*RECORD EXTRACTS*:
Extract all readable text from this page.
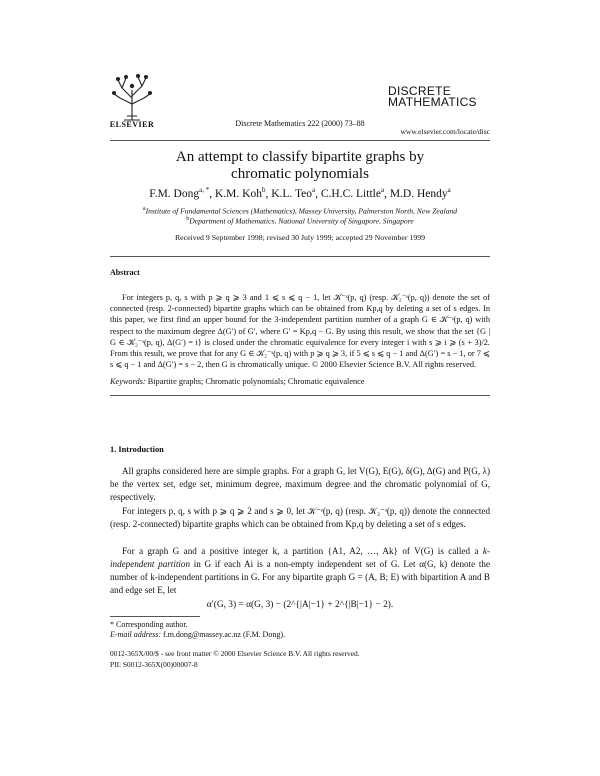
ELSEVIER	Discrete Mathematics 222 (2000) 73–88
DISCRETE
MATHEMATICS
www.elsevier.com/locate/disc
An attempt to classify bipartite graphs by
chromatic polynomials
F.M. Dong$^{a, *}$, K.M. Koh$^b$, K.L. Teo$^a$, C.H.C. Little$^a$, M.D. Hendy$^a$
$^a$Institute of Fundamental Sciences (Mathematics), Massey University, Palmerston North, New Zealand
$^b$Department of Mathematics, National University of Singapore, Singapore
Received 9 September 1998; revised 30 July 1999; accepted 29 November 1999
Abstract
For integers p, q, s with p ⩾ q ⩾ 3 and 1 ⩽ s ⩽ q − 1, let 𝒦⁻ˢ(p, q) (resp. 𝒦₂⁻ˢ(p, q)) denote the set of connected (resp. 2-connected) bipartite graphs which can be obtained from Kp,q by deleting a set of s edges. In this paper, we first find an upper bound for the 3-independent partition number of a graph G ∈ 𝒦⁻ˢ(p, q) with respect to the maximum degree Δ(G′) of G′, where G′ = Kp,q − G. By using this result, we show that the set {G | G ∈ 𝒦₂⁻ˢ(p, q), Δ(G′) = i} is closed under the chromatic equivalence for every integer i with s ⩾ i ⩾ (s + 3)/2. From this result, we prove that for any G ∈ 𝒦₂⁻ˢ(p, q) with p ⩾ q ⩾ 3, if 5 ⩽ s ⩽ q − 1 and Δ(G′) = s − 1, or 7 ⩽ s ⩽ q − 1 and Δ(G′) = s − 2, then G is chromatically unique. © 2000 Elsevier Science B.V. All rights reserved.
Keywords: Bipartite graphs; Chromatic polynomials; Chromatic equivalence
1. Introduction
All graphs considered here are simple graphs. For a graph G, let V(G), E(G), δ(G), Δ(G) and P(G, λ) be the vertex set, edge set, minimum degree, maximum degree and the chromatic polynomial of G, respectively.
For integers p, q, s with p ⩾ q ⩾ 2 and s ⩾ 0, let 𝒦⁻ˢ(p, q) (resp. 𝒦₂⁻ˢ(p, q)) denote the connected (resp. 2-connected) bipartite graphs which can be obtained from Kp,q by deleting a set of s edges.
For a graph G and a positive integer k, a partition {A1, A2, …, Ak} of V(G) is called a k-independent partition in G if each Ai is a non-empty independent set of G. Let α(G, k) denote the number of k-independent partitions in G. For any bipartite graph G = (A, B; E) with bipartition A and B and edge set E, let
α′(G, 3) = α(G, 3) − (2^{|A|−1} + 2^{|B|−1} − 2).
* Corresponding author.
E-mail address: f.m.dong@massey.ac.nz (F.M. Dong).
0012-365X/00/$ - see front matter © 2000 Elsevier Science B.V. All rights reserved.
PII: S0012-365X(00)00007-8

*WORK REQUIRED*: Copy out each line of the material that holds the word "University".

*CORRECT OUTPUT*:
$^a$Institute of Fundamental Sciences (Mathematics), Massey University, Palmerston North, New Zealand
$^b$Department of Mathematics, National University of Singapore, Singapore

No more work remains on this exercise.